STATED TASK ▸
Wherever the word "title" appears in a line, extract that line.

## begin DATA LISTING

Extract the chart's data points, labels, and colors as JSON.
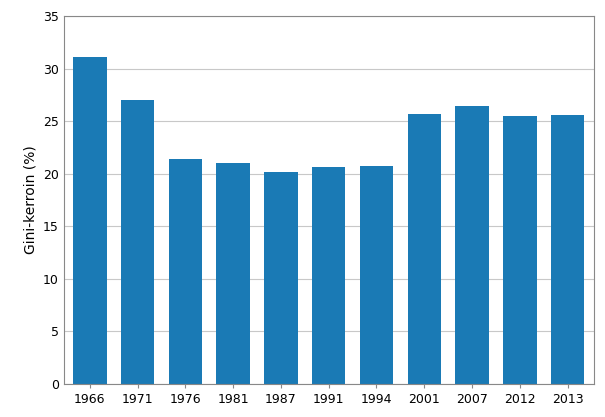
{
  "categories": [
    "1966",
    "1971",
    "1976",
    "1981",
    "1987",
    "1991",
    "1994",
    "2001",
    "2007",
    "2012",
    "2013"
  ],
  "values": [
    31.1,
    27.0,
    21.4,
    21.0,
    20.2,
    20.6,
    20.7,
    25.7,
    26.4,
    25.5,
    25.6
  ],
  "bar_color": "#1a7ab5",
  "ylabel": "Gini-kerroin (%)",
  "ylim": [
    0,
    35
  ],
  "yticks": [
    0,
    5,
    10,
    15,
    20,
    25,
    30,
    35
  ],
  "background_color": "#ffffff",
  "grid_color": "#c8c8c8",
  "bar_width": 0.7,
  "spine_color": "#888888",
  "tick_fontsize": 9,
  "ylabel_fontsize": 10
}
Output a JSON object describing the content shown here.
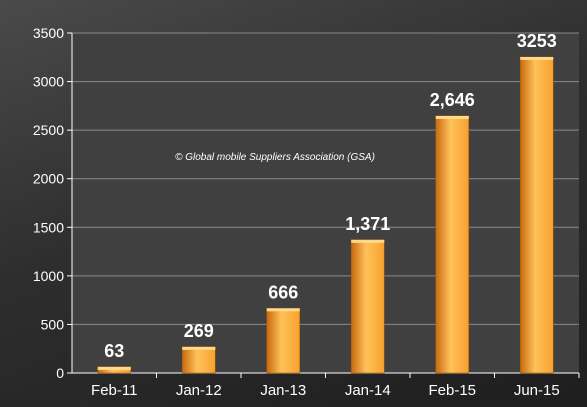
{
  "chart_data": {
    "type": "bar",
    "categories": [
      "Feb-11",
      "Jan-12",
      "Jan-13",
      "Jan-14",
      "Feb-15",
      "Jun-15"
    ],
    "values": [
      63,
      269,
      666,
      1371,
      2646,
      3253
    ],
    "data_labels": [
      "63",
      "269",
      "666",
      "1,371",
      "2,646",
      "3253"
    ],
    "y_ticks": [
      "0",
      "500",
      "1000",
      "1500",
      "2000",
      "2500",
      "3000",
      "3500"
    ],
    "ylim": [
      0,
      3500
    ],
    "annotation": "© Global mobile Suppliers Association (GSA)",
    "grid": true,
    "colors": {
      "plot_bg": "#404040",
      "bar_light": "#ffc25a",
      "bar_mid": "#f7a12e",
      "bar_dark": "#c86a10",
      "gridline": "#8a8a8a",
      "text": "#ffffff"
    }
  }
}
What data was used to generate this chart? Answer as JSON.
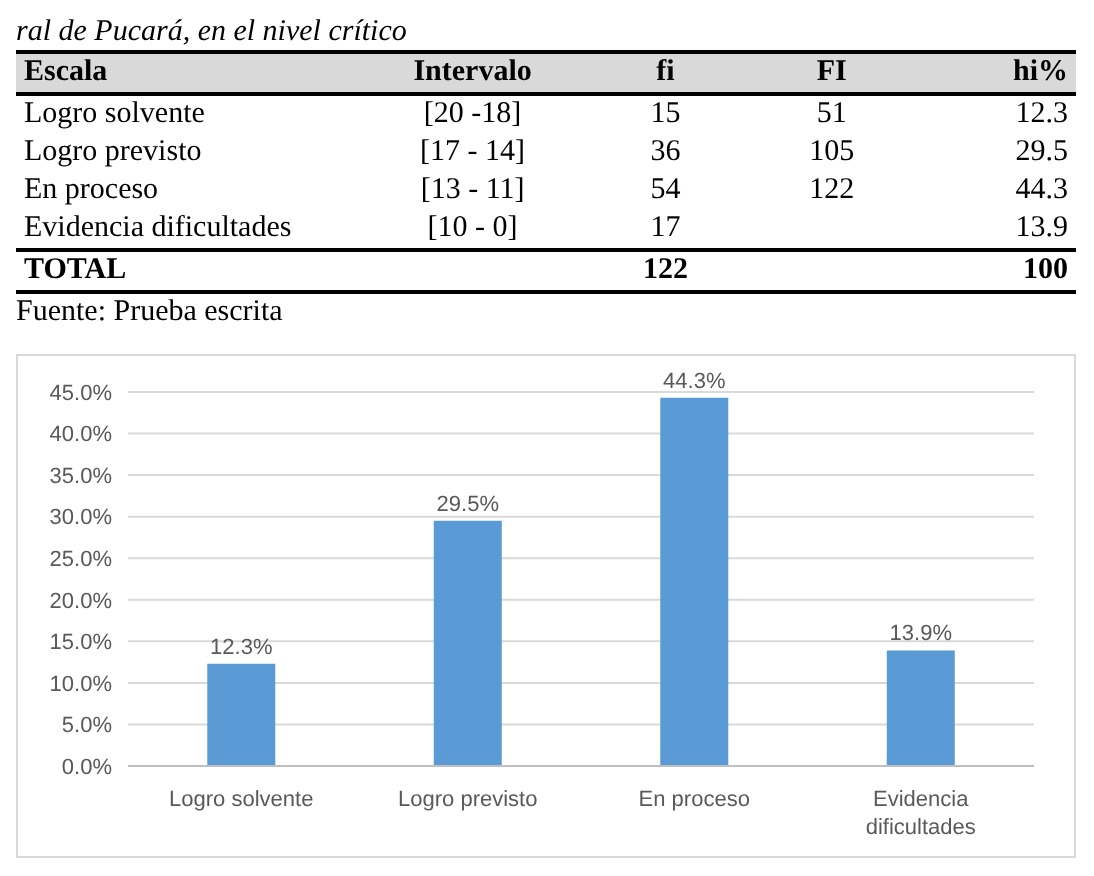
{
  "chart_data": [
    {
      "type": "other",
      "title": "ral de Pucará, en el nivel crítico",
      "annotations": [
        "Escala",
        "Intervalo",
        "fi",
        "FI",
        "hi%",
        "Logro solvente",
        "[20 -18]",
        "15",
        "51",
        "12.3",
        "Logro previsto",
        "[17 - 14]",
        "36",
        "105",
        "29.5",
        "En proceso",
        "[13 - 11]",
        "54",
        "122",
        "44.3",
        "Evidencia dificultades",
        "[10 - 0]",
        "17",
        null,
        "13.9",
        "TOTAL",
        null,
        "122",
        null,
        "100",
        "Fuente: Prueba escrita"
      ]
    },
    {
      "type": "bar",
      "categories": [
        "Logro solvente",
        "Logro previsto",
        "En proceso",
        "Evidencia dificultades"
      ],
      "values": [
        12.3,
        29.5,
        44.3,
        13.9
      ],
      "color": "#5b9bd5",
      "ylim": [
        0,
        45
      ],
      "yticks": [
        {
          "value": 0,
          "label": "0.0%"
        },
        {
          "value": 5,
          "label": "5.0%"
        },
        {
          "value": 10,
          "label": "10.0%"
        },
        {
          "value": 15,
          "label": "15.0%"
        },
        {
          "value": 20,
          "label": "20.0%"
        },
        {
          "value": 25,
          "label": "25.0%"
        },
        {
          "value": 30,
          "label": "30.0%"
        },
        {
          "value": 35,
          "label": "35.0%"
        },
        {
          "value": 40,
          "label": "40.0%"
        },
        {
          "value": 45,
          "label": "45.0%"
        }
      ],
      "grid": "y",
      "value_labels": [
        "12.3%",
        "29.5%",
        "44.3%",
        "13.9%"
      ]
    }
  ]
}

## end DATA LISTING
## begin DATA LISTING

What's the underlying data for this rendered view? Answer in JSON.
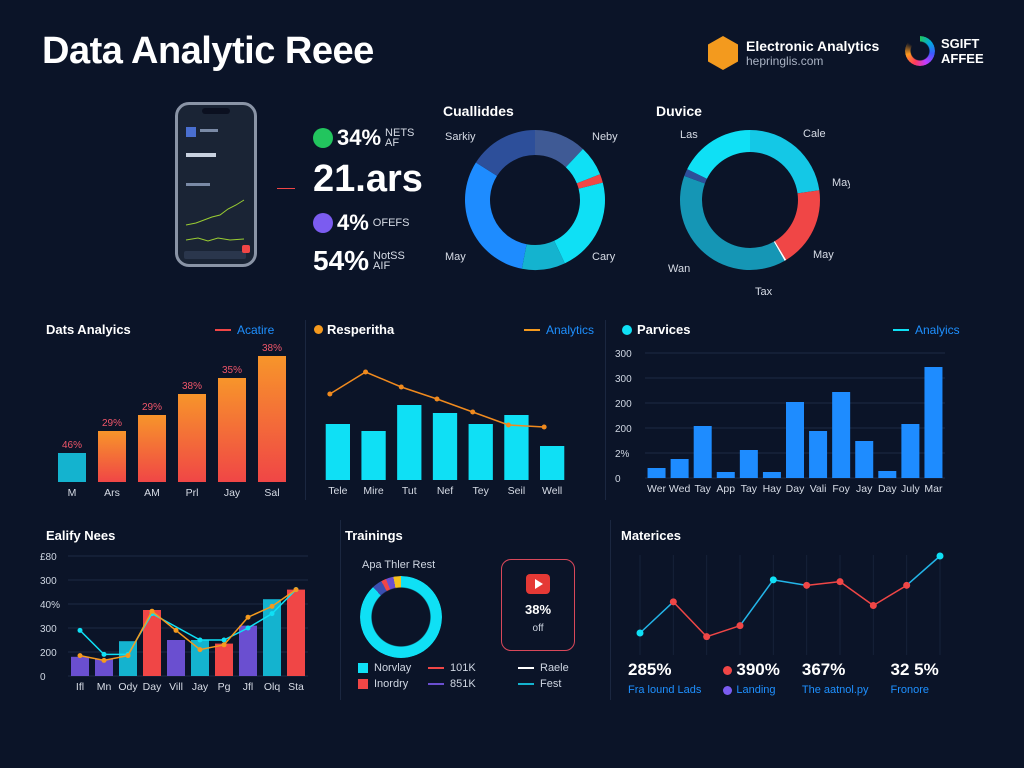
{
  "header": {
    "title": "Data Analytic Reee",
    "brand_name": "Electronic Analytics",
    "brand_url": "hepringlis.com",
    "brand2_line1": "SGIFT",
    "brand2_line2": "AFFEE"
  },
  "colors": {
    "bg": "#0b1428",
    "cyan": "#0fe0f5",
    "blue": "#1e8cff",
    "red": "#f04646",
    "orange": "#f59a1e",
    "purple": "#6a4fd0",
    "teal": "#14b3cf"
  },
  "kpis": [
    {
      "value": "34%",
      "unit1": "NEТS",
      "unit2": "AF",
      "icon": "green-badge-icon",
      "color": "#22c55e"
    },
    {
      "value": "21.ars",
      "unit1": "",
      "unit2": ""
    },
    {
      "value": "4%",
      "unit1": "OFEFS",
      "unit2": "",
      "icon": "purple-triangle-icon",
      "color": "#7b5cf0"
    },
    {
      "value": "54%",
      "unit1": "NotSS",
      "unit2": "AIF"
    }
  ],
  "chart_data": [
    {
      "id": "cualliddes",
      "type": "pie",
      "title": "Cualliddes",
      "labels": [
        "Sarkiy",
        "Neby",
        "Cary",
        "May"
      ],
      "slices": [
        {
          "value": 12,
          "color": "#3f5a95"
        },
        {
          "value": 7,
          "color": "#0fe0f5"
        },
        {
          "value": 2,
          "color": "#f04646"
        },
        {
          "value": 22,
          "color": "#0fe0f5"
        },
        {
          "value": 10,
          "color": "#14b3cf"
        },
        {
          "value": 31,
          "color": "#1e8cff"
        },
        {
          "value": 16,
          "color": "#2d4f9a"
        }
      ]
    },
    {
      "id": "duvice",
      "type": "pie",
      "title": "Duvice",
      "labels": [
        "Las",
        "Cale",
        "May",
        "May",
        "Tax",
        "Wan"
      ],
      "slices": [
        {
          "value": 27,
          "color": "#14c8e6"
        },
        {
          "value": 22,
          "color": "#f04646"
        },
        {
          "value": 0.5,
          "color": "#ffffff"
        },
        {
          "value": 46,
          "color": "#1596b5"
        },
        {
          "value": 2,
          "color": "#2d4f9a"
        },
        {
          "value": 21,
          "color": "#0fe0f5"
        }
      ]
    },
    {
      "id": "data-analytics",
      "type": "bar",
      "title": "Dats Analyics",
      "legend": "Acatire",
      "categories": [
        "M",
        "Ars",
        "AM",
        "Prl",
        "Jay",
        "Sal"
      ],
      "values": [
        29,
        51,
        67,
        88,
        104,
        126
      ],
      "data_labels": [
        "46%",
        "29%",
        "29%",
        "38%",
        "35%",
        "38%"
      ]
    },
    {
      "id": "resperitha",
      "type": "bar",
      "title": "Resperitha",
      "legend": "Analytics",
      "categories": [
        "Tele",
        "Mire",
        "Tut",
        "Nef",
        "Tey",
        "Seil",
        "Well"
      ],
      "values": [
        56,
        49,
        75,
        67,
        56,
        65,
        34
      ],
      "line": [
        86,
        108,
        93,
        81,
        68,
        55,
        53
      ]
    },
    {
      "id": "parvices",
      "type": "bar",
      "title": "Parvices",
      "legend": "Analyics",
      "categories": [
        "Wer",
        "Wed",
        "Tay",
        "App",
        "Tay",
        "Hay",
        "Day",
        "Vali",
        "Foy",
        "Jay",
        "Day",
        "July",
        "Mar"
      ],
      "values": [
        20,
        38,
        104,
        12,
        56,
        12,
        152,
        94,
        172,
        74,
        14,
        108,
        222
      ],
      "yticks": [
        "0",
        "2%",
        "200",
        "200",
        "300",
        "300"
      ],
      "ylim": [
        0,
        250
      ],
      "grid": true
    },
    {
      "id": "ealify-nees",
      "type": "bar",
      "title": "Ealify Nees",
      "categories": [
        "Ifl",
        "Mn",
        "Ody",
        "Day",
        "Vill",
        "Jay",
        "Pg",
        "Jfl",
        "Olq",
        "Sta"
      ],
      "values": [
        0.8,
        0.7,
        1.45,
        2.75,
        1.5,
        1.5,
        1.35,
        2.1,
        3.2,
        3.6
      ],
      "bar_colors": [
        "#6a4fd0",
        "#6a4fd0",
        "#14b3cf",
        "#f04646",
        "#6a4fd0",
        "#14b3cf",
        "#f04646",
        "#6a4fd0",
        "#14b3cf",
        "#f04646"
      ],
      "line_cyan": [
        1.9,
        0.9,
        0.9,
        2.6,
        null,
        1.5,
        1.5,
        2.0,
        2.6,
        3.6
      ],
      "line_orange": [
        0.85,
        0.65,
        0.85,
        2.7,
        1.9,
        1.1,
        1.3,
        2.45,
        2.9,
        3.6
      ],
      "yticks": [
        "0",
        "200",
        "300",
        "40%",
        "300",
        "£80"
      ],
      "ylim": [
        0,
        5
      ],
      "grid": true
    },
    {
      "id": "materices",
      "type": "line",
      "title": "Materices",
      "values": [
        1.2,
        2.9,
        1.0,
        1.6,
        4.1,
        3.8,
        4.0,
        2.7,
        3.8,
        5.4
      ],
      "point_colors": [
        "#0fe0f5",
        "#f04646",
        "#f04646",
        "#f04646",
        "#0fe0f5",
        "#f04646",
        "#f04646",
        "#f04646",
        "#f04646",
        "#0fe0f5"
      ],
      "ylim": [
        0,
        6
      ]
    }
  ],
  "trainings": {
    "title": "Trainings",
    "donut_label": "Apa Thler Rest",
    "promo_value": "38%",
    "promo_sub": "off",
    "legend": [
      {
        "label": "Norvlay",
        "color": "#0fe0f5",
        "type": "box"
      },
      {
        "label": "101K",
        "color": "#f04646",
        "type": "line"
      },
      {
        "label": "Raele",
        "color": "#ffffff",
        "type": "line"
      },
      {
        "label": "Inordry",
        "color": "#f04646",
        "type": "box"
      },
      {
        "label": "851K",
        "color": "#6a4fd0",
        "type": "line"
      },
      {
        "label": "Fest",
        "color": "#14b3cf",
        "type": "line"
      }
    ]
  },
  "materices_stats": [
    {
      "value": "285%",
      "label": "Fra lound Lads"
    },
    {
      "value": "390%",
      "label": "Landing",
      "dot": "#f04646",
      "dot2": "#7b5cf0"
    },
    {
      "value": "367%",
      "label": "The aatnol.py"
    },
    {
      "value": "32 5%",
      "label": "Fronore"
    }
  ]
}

## end DATA LISTING

FINAL RESULT ▸
      "title": "ral de Pucará, en el nivel crítico",
    "title": "Data Analytic Reee",
      "title": "Cualliddes",
      "title": "Duvice",
      "title": "Dats Analyics",
      "title": "Resperitha",
      "title": "Parvices",
      "title": "Ealify Nees",
      "title": "Materices",
    "title": "Trainings",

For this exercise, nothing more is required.